* [EXERCISE DIRECTIONS]
In this exercise, reproduce all the entries that follow exactly.

-- Start of GIVEN RECORDS --

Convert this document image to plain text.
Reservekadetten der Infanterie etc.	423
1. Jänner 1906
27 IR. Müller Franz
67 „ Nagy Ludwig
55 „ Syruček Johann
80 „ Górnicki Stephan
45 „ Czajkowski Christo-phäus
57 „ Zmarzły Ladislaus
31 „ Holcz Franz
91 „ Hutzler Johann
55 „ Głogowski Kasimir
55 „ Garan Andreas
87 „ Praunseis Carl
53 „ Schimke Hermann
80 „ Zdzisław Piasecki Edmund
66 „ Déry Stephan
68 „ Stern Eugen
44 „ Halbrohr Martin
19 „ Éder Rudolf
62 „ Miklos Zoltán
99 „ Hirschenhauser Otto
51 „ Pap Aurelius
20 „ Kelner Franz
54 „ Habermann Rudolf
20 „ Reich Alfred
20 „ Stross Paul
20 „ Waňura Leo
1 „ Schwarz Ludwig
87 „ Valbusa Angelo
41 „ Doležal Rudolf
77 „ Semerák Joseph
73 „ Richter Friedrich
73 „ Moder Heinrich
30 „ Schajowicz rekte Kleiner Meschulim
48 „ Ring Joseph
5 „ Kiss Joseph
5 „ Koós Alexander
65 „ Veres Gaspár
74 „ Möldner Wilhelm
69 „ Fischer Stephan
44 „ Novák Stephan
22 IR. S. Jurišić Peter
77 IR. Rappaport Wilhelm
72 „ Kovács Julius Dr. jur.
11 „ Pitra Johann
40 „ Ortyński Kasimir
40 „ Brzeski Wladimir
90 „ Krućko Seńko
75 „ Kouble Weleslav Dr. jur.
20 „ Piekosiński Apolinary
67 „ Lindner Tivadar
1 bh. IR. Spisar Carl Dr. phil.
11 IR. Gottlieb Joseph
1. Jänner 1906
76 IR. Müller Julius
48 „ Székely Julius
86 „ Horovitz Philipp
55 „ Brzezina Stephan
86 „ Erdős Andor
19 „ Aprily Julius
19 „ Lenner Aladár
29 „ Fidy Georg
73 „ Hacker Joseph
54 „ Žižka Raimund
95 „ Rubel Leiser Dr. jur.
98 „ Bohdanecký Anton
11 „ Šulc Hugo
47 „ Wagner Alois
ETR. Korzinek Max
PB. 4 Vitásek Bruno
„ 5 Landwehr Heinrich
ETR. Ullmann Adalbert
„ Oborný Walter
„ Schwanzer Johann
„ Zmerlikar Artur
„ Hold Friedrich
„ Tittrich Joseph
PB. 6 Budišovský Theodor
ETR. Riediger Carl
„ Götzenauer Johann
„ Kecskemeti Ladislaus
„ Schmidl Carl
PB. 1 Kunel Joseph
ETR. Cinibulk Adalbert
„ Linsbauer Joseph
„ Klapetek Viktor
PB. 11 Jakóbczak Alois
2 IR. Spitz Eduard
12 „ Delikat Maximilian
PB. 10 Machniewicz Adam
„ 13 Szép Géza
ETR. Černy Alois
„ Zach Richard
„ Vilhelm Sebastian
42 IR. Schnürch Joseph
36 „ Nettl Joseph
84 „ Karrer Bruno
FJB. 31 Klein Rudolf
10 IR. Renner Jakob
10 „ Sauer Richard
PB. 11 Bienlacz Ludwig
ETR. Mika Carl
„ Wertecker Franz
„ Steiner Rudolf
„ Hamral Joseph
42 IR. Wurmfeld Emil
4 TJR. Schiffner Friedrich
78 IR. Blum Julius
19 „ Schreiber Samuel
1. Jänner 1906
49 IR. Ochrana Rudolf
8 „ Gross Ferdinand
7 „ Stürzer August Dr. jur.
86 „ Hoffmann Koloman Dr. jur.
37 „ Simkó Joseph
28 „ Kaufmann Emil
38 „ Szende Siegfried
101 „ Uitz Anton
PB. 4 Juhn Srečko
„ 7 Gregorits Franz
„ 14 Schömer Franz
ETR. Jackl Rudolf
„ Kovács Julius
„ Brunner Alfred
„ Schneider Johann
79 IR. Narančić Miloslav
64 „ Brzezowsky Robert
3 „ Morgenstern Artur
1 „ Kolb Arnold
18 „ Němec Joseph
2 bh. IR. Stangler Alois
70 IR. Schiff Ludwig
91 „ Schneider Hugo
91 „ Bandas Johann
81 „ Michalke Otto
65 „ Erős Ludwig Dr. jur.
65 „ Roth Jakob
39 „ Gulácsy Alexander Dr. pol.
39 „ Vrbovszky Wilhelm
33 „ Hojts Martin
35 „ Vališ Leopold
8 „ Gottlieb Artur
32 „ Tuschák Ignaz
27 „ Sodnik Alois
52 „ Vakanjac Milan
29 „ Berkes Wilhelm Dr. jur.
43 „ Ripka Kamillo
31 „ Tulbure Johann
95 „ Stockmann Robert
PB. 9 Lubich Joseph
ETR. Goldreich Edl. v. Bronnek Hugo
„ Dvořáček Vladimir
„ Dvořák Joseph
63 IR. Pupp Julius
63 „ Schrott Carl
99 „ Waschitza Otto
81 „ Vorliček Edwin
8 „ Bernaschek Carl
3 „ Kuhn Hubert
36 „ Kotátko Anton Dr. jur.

-- End of GIVEN RECORDS --

* [TASK SOLUTION]
Convert this document image to plain text.
Reservekadetten der Infanterie etc.	423
1. Jänner 1906
27 IR. Müller Franz
67 „ Nagy Ludwig
55 „ Syruček Johann
80 „ Górnicki Stephan
45 „ Czajkowski Christo-phäus
57 „ Zmarzły Ladislaus
31 „ Holcz Franz
91 „ Hutzler Johann
55 „ Głogowski Kasimir
55 „ Garan Andreas
87 „ Praunseis Carl
53 „ Schimke Hermann
80 „ Zdzisław Piasecki Edmund
66 „ Déry Stephan
68 „ Stern Eugen
44 „ Halbrohr Martin
19 „ Éder Rudolf
62 „ Miklos Zoltán
99 „ Hirschenhauser Otto
51 „ Pap Aurelius
20 „ Kelner Franz
54 „ Habermann Rudolf
20 „ Reich Alfred
20 „ Stross Paul
20 „ Waňura Leo
1 „ Schwarz Ludwig
87 „ Valbusa Angelo
41 „ Doležal Rudolf
77 „ Semerák Joseph
73 „ Richter Friedrich
73 „ Moder Heinrich
30 „ Schajowicz rekte Kleiner Meschulim
48 „ Ring Joseph
5 „ Kiss Joseph
5 „ Koós Alexander
65 „ Veres Gaspár
74 „ Möldner Wilhelm
69 „ Fischer Stephan
44 „ Novák Stephan
22 IR. S. Jurišić Peter
77 IR. Rappaport Wilhelm
72 „ Kovács Julius Dr. jur.
11 „ Pitra Johann
40 „ Ortyński Kasimir
40 „ Brzeski Wladimir
90 „ Krućko Seńko
75 „ Kouble Weleslav Dr. jur.
20 „ Piekosiński Apolinary
67 „ Lindner Tivadar
1 bh. IR. Spisar Carl Dr. phil.
11 IR. Gottlieb Joseph
1. Jänner 1906
76 IR. Müller Julius
48 „ Székely Julius
86 „ Horovitz Philipp
55 „ Brzezina Stephan
86 „ Erdős Andor
19 „ Aprily Julius
19 „ Lenner Aladár
29 „ Fidy Georg
73 „ Hacker Joseph
54 „ Žižka Raimund
95 „ Rubel Leiser Dr. jur.
98 „ Bohdanecký Anton
11 „ Šulc Hugo
47 „ Wagner Alois
ETR. Korzinek Max
PB. 4 Vitásek Bruno
„ 5 Landwehr Heinrich
ETR. Ullmann Adalbert
„ Oborný Walter
„ Schwanzer Johann
„ Zmerlikar Artur
„ Hold Friedrich
„ Tittrich Joseph
PB. 6 Budišovský Theodor
ETR. Riediger Carl
„ Götzenauer Johann
„ Kecskemeti Ladislaus
„ Schmidl Carl
PB. 1 Kunel Joseph
ETR. Cinibulk Adalbert
„ Linsbauer Joseph
„ Klapetek Viktor
PB. 11 Jakóbczak Alois
2 IR. Spitz Eduard
12 „ Delikat Maximilian
PB. 10 Machniewicz Adam
„ 13 Szép Géza
ETR. Černy Alois
„ Zach Richard
„ Vilhelm Sebastian
42 IR. Schnürch Joseph
36 „ Nettl Joseph
84 „ Karrer Bruno
FJB. 31 Klein Rudolf
10 IR. Renner Jakob
10 „ Sauer Richard
PB. 11 Bienlacz Ludwig
ETR. Mika Carl
„ Wertecker Franz
„ Steiner Rudolf
„ Hamral Joseph
42 IR. Wurmfeld Emil
4 TJR. Schiffner Friedrich
78 IR. Blum Julius
19 „ Schreiber Samuel
1. Jänner 1906
49 IR. Ochrana Rudolf
8 „ Gross Ferdinand
7 „ Stürzer August Dr. jur.
86 „ Hoffmann Koloman Dr. jur.
37 „ Simkó Joseph
28 „ Kaufmann Emil
38 „ Szende Siegfried
101 „ Uitz Anton
PB. 4 Juhn Srečko
„ 7 Gregorits Franz
„ 14 Schömer Franz
ETR. Jackl Rudolf
„ Kovács Julius
„ Brunner Alfred
„ Schneider Johann
79 IR. Narančić Miloslav
64 „ Brzezowsky Robert
3 „ Morgenstern Artur
1 „ Kolb Arnold
18 „ Němec Joseph
2 bh. IR. Stangler Alois
70 IR. Schiff Ludwig
91 „ Schneider Hugo
91 „ Bandas Johann
81 „ Michalke Otto
65 „ Erős Ludwig Dr. jur.
65 „ Roth Jakob
39 „ Gulácsy Alexander Dr. pol.
39 „ Vrbovszky Wilhelm
33 „ Hojts Martin
35 „ Vališ Leopold
8 „ Gottlieb Artur
32 „ Tuschák Ignaz
27 „ Sodnik Alois
52 „ Vakanjac Milan
29 „ Berkes Wilhelm Dr. jur.
43 „ Ripka Kamillo
31 „ Tulbure Johann
95 „ Stockmann Robert
PB. 9 Lubich Joseph
ETR. Goldreich Edl. v. Bronnek Hugo
„ Dvořáček Vladimir
„ Dvořák Joseph
63 IR. Pupp Julius
63 „ Schrott Carl
99 „ Waschitza Otto
81 „ Vorliček Edwin
8 „ Bernaschek Carl
3 „ Kuhn Hubert
36 „ Kotátko Anton Dr. jur.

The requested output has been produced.